* **REQUIRED WORK**
Quote each record exactly, please, leaving none out.

----

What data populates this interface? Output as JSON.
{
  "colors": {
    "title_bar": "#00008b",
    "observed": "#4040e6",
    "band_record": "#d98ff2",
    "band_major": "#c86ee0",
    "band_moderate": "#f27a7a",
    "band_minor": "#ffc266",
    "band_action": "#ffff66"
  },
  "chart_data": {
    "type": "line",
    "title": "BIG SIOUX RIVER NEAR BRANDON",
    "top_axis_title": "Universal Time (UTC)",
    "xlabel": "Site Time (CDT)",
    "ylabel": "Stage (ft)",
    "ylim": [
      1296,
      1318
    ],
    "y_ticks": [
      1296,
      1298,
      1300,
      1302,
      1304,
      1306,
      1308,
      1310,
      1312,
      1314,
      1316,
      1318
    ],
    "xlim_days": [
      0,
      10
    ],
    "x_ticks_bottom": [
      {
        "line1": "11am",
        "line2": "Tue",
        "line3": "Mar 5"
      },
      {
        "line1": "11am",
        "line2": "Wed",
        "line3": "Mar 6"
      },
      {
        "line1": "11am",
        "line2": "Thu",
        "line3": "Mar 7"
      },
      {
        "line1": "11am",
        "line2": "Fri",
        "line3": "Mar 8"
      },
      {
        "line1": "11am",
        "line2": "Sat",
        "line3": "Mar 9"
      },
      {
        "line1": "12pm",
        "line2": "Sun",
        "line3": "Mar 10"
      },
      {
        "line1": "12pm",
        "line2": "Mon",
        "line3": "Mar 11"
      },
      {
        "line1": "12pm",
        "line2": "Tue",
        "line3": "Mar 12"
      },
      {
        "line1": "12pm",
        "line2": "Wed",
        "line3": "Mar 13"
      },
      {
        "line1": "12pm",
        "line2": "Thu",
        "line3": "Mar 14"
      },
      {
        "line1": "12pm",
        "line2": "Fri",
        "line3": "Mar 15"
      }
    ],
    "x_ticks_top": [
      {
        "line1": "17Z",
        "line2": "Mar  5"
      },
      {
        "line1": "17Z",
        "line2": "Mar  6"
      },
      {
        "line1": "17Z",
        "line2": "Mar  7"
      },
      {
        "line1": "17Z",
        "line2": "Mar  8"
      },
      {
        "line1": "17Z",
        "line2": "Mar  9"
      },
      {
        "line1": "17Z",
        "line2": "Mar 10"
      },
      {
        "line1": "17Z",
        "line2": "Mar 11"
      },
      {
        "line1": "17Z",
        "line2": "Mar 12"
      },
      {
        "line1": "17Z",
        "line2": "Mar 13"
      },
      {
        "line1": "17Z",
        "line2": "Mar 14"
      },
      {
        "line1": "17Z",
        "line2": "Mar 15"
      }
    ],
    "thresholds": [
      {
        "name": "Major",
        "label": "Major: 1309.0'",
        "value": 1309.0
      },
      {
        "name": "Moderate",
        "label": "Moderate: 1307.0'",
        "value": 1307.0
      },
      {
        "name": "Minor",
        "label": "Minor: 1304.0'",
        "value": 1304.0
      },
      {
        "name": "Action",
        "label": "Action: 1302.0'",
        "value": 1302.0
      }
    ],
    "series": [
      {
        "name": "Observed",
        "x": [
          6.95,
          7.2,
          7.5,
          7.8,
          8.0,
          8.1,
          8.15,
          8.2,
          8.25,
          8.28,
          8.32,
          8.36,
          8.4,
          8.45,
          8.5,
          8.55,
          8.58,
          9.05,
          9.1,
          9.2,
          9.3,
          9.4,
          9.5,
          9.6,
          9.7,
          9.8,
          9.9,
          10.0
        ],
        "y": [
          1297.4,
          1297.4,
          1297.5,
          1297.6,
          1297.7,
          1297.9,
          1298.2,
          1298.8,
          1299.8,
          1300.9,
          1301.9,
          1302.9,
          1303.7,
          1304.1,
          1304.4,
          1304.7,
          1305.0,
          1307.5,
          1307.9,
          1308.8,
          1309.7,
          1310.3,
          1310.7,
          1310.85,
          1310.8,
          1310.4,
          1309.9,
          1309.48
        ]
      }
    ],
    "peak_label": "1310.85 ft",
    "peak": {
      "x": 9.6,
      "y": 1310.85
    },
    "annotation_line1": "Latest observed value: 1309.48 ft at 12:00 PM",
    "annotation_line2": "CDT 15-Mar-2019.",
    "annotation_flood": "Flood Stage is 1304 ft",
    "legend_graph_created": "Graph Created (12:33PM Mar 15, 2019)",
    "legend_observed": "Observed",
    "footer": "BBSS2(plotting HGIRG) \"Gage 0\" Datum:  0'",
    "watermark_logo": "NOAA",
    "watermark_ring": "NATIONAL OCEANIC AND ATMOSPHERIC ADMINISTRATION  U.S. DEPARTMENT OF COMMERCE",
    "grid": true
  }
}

----

* **COMPLETE OUTPUT**
What data populates this interface? Output as JSON.
{
  "colors": {
    "title_bar": "#00008b",
    "observed": "#4040e6",
    "band_record": "#d98ff2",
    "band_major": "#c86ee0",
    "band_moderate": "#f27a7a",
    "band_minor": "#ffc266",
    "band_action": "#ffff66"
  },
  "chart_data": {
    "type": "line",
    "title": "BIG SIOUX RIVER NEAR BRANDON",
    "top_axis_title": "Universal Time (UTC)",
    "xlabel": "Site Time (CDT)",
    "ylabel": "Stage (ft)",
    "ylim": [
      1296,
      1318
    ],
    "y_ticks": [
      1296,
      1298,
      1300,
      1302,
      1304,
      1306,
      1308,
      1310,
      1312,
      1314,
      1316,
      1318
    ],
    "xlim_days": [
      0,
      10
    ],
    "x_ticks_bottom": [
      {
        "line1": "11am",
        "line2": "Tue",
        "line3": "Mar 5"
      },
      {
        "line1": "11am",
        "line2": "Wed",
        "line3": "Mar 6"
      },
      {
        "line1": "11am",
        "line2": "Thu",
        "line3": "Mar 7"
      },
      {
        "line1": "11am",
        "line2": "Fri",
        "line3": "Mar 8"
      },
      {
        "line1": "11am",
        "line2": "Sat",
        "line3": "Mar 9"
      },
      {
        "line1": "12pm",
        "line2": "Sun",
        "line3": "Mar 10"
      },
      {
        "line1": "12pm",
        "line2": "Mon",
        "line3": "Mar 11"
      },
      {
        "line1": "12pm",
        "line2": "Tue",
        "line3": "Mar 12"
      },
      {
        "line1": "12pm",
        "line2": "Wed",
        "line3": "Mar 13"
      },
      {
        "line1": "12pm",
        "line2": "Thu",
        "line3": "Mar 14"
      },
      {
        "line1": "12pm",
        "line2": "Fri",
        "line3": "Mar 15"
      }
    ],
    "x_ticks_top": [
      {
        "line1": "17Z",
        "line2": "Mar  5"
      },
      {
        "line1": "17Z",
        "line2": "Mar  6"
      },
      {
        "line1": "17Z",
        "line2": "Mar  7"
      },
      {
        "line1": "17Z",
        "line2": "Mar  8"
      },
      {
        "line1": "17Z",
        "line2": "Mar  9"
      },
      {
        "line1": "17Z",
        "line2": "Mar 10"
      },
      {
        "line1": "17Z",
        "line2": "Mar 11"
      },
      {
        "line1": "17Z",
        "line2": "Mar 12"
      },
      {
        "line1": "17Z",
        "line2": "Mar 13"
      },
      {
        "line1": "17Z",
        "line2": "Mar 14"
      },
      {
        "line1": "17Z",
        "line2": "Mar 15"
      }
    ],
    "thresholds": [
      {
        "name": "Major",
        "label": "Major: 1309.0'",
        "value": 1309.0
      },
      {
        "name": "Moderate",
        "label": "Moderate: 1307.0'",
        "value": 1307.0
      },
      {
        "name": "Minor",
        "label": "Minor: 1304.0'",
        "value": 1304.0
      },
      {
        "name": "Action",
        "label": "Action: 1302.0'",
        "value": 1302.0
      }
    ],
    "series": [
      {
        "name": "Observed",
        "x": [
          6.95,
          7.2,
          7.5,
          7.8,
          8.0,
          8.1,
          8.15,
          8.2,
          8.25,
          8.28,
          8.32,
          8.36,
          8.4,
          8.45,
          8.5,
          8.55,
          8.58,
          9.05,
          9.1,
          9.2,
          9.3,
          9.4,
          9.5,
          9.6,
          9.7,
          9.8,
          9.9,
          10.0
        ],
        "y": [
          1297.4,
          1297.4,
          1297.5,
          1297.6,
          1297.7,
          1297.9,
          1298.2,
          1298.8,
          1299.8,
          1300.9,
          1301.9,
          1302.9,
          1303.7,
          1304.1,
          1304.4,
          1304.7,
          1305.0,
          1307.5,
          1307.9,
          1308.8,
          1309.7,
          1310.3,
          1310.7,
          1310.85,
          1310.8,
          1310.4,
          1309.9,
          1309.48
        ]
      }
    ],
    "peak_label": "1310.85 ft",
    "peak": {
      "x": 9.6,
      "y": 1310.85
    },
    "annotation_line1": "Latest observed value: 1309.48 ft at 12:00 PM",
    "annotation_line2": "CDT 15-Mar-2019.",
    "annotation_flood": "Flood Stage is 1304 ft",
    "legend_graph_created": "Graph Created (12:33PM Mar 15, 2019)",
    "legend_observed": "Observed",
    "footer": "BBSS2(plotting HGIRG) \"Gage 0\" Datum:  0'",
    "watermark_logo": "NOAA",
    "watermark_ring": "NATIONAL OCEANIC AND ATMOSPHERIC ADMINISTRATION  U.S. DEPARTMENT OF COMMERCE",
    "grid": true
  }
}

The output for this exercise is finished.